EXERCISE OBJECTIVE:
Copy each of the entries below faithfully, setting aside any pictures.

AVAILABLE DATA:
+ + + + + + +
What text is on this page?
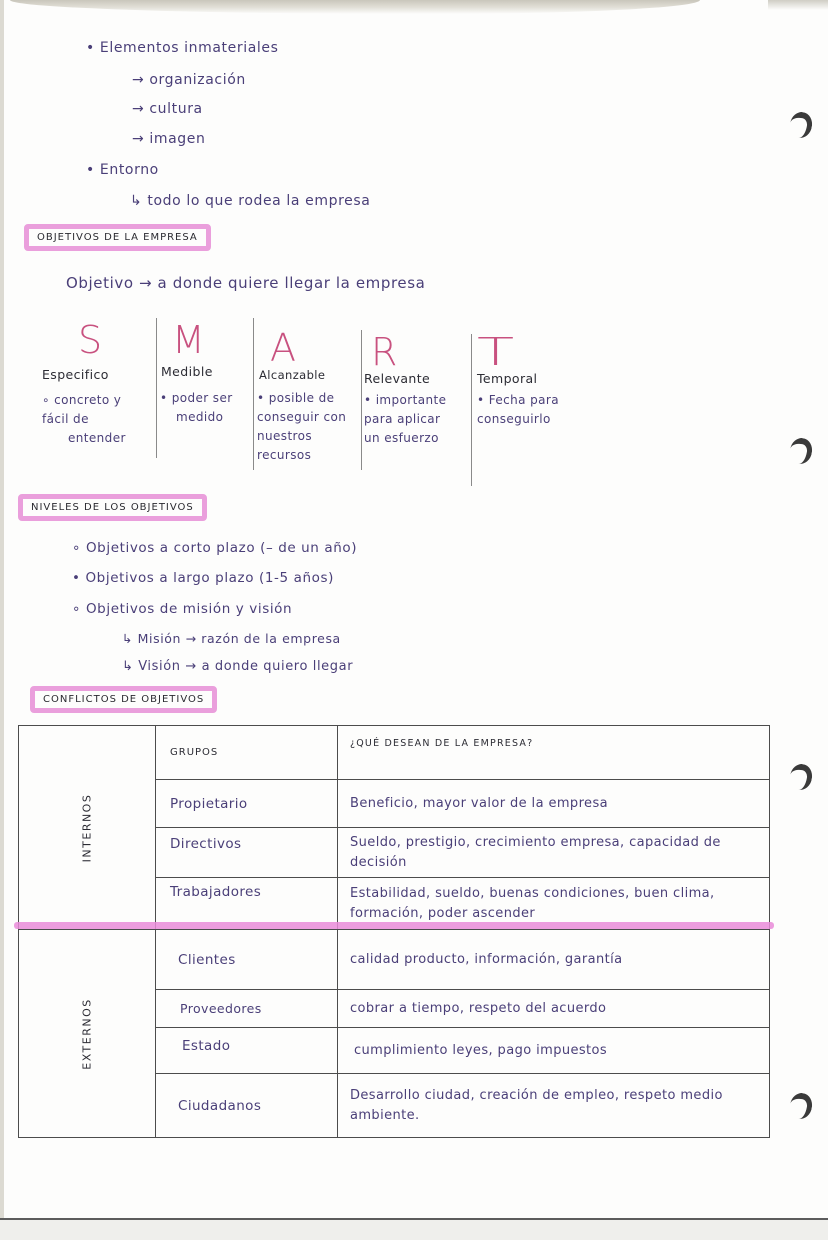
• Elementos inmateriales
→ organización
→ cultura
→ imagen
• Entorno
↳ todo lo que rodea la empresa
OBJETIVOS DE LA EMPRESA
Objetivo → a donde quiere llegar la empresa
S
Especifico
∘ concreto y
fácil de
entender
M
Medible
• poder ser
medido
A
Alcanzable
• posible de
conseguir con
nuestros
recursos
R
Relevante
• importante
para aplicar
un esfuerzo
T
Temporal
• Fecha para
conseguirlo
NIVELES DE LOS OBJETIVOS
∘ Objetivos a corto plazo (– de un año)
• Objetivos a largo plazo (1-5 años)
∘ Objetivos de misión y visión
↳ Misión → razón de la empresa
↳ Visión → a donde quiero llegar
CONFLICTOS DE OBJETIVOS
INTERNOS	GRUPOS	¿QUÉ DESEAN DE LA EMPRESA?
	Propietario	Beneficio, mayor valor de la empresa
	Directivos	Sueldo, prestigio, crecimiento empresa, capacidad de decisión
	Trabajadores	Estabilidad, sueldo, buenas condiciones, buen clima, formación, poder ascender

EXTERNOS	Clientes	calidad producto, información, garantía
	Proveedores	cobrar a tiempo, respeto del acuerdo
	Estado	cumplimiento leyes, pago impuestos
	Ciudadanos	Desarrollo ciudad, creación de empleo, respeto medio ambiente.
+ + + + + + +
FINAL ANSWER:
What text is on this page?
• Elementos inmateriales
→ organización
→ cultura
→ imagen
• Entorno
↳ todo lo que rodea la empresa
OBJETIVOS DE LA EMPRESA
Objetivo → a donde quiere llegar la empresa
S
Especifico
∘ concreto y
fácil de
entender
M
Medible
• poder ser
medido
A
Alcanzable
• posible de
conseguir con
nuestros
recursos
R
Relevante
• importante
para aplicar
un esfuerzo
T
Temporal
• Fecha para
conseguirlo
NIVELES DE LOS OBJETIVOS
∘ Objetivos a corto plazo (– de un año)
• Objetivos a largo plazo (1-5 años)
∘ Objetivos de misión y visión
↳ Misión → razón de la empresa
↳ Visión → a donde quiero llegar
CONFLICTOS DE OBJETIVOS
INTERNOS	GRUPOS	¿QUÉ DESEAN DE LA EMPRESA?
	Propietario	Beneficio, mayor valor de la empresa
	Directivos	Sueldo, prestigio, crecimiento empresa, capacidad de decisión
	Trabajadores	Estabilidad, sueldo, buenas condiciones, buen clima, formación, poder ascender

EXTERNOS	Clientes	calidad producto, información, garantía
	Proveedores	cobrar a tiempo, respeto del acuerdo
	Estado	cumplimiento leyes, pago impuestos
	Ciudadanos	Desarrollo ciudad, creación de empleo, respeto medio ambiente.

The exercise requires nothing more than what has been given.